▶ _Aim of the task_: Reproduce the listing below, switching every "table-row" to "data-row" and changing nothing else; leave out the pictures.

▶ _Material shown_:

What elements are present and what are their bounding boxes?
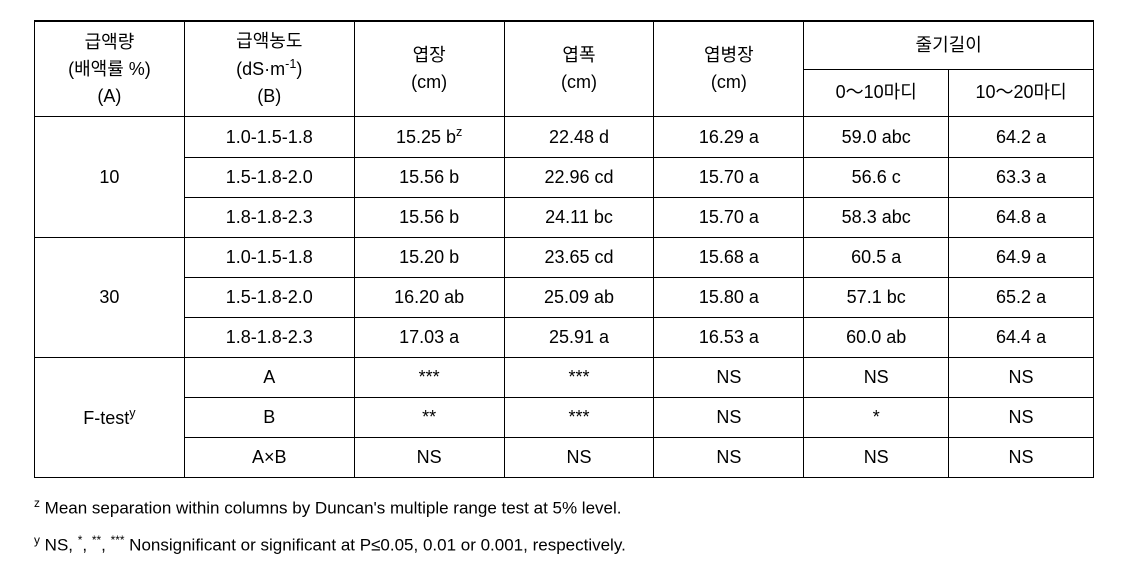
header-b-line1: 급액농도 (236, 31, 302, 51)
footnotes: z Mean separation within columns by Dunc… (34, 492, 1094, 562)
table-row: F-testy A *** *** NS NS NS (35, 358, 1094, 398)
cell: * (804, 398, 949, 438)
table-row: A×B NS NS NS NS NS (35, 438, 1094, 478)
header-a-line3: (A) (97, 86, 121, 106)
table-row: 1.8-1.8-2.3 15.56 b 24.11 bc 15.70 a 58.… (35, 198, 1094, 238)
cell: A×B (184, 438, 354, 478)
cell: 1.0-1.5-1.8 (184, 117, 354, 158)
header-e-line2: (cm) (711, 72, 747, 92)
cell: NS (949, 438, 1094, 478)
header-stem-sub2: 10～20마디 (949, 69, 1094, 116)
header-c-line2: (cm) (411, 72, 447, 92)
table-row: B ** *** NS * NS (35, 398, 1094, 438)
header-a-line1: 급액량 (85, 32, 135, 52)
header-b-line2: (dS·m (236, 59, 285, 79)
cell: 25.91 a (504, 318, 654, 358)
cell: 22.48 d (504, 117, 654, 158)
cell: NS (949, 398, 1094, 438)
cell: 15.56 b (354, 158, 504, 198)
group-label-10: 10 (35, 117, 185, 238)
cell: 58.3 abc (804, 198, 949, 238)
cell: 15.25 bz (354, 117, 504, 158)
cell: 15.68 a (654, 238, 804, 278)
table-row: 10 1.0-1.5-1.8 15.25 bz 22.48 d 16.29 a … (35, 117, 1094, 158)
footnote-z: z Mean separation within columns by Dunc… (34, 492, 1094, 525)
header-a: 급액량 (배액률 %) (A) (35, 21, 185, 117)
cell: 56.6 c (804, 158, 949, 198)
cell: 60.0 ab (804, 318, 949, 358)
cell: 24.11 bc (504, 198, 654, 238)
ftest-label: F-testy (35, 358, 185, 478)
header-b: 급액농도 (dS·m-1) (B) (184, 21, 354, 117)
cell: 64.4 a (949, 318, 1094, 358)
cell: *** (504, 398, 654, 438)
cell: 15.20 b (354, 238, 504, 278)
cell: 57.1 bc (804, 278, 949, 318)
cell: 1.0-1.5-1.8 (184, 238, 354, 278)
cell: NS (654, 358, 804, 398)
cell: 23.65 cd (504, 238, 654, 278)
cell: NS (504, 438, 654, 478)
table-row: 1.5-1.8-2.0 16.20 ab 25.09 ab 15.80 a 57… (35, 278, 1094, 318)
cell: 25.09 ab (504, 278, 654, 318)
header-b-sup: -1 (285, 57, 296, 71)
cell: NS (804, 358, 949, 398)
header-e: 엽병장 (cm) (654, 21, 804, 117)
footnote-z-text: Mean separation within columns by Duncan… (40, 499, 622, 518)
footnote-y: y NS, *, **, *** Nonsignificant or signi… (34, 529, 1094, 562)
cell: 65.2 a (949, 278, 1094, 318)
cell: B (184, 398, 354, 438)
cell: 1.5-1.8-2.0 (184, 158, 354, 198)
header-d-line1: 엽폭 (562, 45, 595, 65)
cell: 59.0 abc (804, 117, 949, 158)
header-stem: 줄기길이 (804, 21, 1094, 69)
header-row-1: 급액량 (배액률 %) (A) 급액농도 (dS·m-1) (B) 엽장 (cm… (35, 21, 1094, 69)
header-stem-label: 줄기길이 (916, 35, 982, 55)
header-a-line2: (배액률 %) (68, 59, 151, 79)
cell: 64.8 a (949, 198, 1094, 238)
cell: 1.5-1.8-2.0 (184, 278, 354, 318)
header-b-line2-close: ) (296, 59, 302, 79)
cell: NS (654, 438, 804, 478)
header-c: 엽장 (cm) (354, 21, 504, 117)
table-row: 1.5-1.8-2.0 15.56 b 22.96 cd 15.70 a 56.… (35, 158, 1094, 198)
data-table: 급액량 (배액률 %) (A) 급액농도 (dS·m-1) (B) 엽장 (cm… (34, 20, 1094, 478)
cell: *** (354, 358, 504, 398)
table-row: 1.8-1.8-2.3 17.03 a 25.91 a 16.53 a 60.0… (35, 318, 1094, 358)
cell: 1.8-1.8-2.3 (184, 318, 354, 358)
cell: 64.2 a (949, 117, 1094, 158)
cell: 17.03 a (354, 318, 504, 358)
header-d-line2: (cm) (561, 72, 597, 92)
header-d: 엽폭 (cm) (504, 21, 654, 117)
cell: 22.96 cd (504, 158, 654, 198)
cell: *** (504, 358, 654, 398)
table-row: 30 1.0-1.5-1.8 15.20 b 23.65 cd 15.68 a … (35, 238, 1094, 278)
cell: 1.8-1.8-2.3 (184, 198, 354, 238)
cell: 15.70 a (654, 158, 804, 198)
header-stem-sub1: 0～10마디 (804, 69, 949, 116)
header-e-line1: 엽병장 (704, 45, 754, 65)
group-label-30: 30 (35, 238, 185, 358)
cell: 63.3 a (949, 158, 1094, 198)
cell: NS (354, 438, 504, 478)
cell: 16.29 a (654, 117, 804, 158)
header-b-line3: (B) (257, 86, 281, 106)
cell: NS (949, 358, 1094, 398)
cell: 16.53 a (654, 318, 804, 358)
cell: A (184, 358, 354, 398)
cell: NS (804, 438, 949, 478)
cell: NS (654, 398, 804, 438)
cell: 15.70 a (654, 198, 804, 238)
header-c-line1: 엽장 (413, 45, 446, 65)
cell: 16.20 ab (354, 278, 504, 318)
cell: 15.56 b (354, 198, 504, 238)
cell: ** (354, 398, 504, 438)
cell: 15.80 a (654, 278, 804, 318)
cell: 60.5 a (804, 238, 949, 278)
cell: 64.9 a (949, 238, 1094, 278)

▶ _The solution_:
What elements are present and what are their bounding boxes?
header-b-line1: 급액농도 (236, 31, 302, 51)
footnotes: z Mean separation within columns by Dunc… (34, 492, 1094, 562)
data-row: F-testy A *** *** NS NS NS (35, 358, 1094, 398)
cell: * (804, 398, 949, 438)
data-row: A×B NS NS NS NS NS (35, 438, 1094, 478)
header-a-line3: (A) (97, 86, 121, 106)
data-row: 1.8-1.8-2.3 15.56 b 24.11 bc 15.70 a 58.… (35, 198, 1094, 238)
cell: A×B (184, 438, 354, 478)
cell: 1.0-1.5-1.8 (184, 117, 354, 158)
header-e-line2: (cm) (711, 72, 747, 92)
cell: NS (949, 438, 1094, 478)
header-stem-sub2: 10～20마디 (949, 69, 1094, 116)
header-c-line2: (cm) (411, 72, 447, 92)
data-row: B ** *** NS * NS (35, 398, 1094, 438)
header-a-line1: 급액량 (85, 32, 135, 52)
header-b-line2: (dS·m (236, 59, 285, 79)
cell: 25.91 a (504, 318, 654, 358)
cell: 22.48 d (504, 117, 654, 158)
cell: NS (949, 398, 1094, 438)
cell: 15.56 b (354, 158, 504, 198)
group-label-10: 10 (35, 117, 185, 238)
cell: 58.3 abc (804, 198, 949, 238)
cell: 15.25 bz (354, 117, 504, 158)
cell: 15.68 a (654, 238, 804, 278)
data-row: 10 1.0-1.5-1.8 15.25 bz 22.48 d 16.29 a … (35, 117, 1094, 158)
footnote-z: z Mean separation within columns by Dunc… (34, 492, 1094, 525)
header-a: 급액량 (배액률 %) (A) (35, 21, 185, 117)
cell: 56.6 c (804, 158, 949, 198)
cell: 60.0 ab (804, 318, 949, 358)
cell: 24.11 bc (504, 198, 654, 238)
ftest-label: F-testy (35, 358, 185, 478)
header-b: 급액농도 (dS·m-1) (B) (184, 21, 354, 117)
cell: 64.4 a (949, 318, 1094, 358)
cell: *** (504, 398, 654, 438)
cell: 15.20 b (354, 238, 504, 278)
cell: 57.1 bc (804, 278, 949, 318)
cell: 1.0-1.5-1.8 (184, 238, 354, 278)
cell: NS (654, 358, 804, 398)
cell: 23.65 cd (504, 238, 654, 278)
cell: NS (504, 438, 654, 478)
data-row: 1.5-1.8-2.0 16.20 ab 25.09 ab 15.80 a 57… (35, 278, 1094, 318)
cell: 25.09 ab (504, 278, 654, 318)
header-b-sup: -1 (285, 57, 296, 71)
cell: NS (804, 358, 949, 398)
header-e: 엽병장 (cm) (654, 21, 804, 117)
footnote-z-text: Mean separation within columns by Duncan… (40, 499, 622, 518)
footnote-y: y NS, *, **, *** Nonsignificant or signi… (34, 529, 1094, 562)
cell: 65.2 a (949, 278, 1094, 318)
cell: B (184, 398, 354, 438)
cell: 1.5-1.8-2.0 (184, 158, 354, 198)
header-d-line1: 엽폭 (562, 45, 595, 65)
cell: 59.0 abc (804, 117, 949, 158)
header-stem: 줄기길이 (804, 21, 1094, 69)
header-row-1: 급액량 (배액률 %) (A) 급액농도 (dS·m-1) (B) 엽장 (cm… (35, 21, 1094, 69)
header-stem-label: 줄기길이 (916, 35, 982, 55)
header-a-line2: (배액률 %) (68, 59, 151, 79)
cell: 64.8 a (949, 198, 1094, 238)
cell: 1.5-1.8-2.0 (184, 278, 354, 318)
header-b-line2-close: ) (296, 59, 302, 79)
cell: NS (654, 438, 804, 478)
header-c: 엽장 (cm) (354, 21, 504, 117)
data-row: 1.5-1.8-2.0 15.56 b 22.96 cd 15.70 a 56.… (35, 158, 1094, 198)
data-table: 급액량 (배액률 %) (A) 급액농도 (dS·m-1) (B) 엽장 (cm… (34, 20, 1094, 478)
cell: *** (354, 358, 504, 398)
data-row: 1.8-1.8-2.3 17.03 a 25.91 a 16.53 a 60.0… (35, 318, 1094, 358)
cell: 1.8-1.8-2.3 (184, 318, 354, 358)
cell: 64.2 a (949, 117, 1094, 158)
cell: 17.03 a (354, 318, 504, 358)
header-d-line2: (cm) (561, 72, 597, 92)
header-d: 엽폭 (cm) (504, 21, 654, 117)
cell: 22.96 cd (504, 158, 654, 198)
cell: *** (504, 358, 654, 398)
data-row: 30 1.0-1.5-1.8 15.20 b 23.65 cd 15.68 a … (35, 238, 1094, 278)
cell: 1.8-1.8-2.3 (184, 198, 354, 238)
cell: 15.70 a (654, 158, 804, 198)
header-stem-sub1: 0～10마디 (804, 69, 949, 116)
header-e-line1: 엽병장 (704, 45, 754, 65)
group-label-30: 30 (35, 238, 185, 358)
cell: 63.3 a (949, 158, 1094, 198)
cell: NS (354, 438, 504, 478)
cell: 16.29 a (654, 117, 804, 158)
header-b-line3: (B) (257, 86, 281, 106)
cell: NS (949, 358, 1094, 398)
cell: 16.53 a (654, 318, 804, 358)
cell: A (184, 358, 354, 398)
cell: NS (804, 438, 949, 478)
cell: NS (654, 398, 804, 438)
cell: 15.70 a (654, 198, 804, 238)
header-c-line1: 엽장 (413, 45, 446, 65)
cell: 16.20 ab (354, 278, 504, 318)
cell: 15.56 b (354, 198, 504, 238)
cell: ** (354, 398, 504, 438)
cell: 15.80 a (654, 278, 804, 318)
cell: 60.5 a (804, 238, 949, 278)
cell: 64.9 a (949, 238, 1094, 278)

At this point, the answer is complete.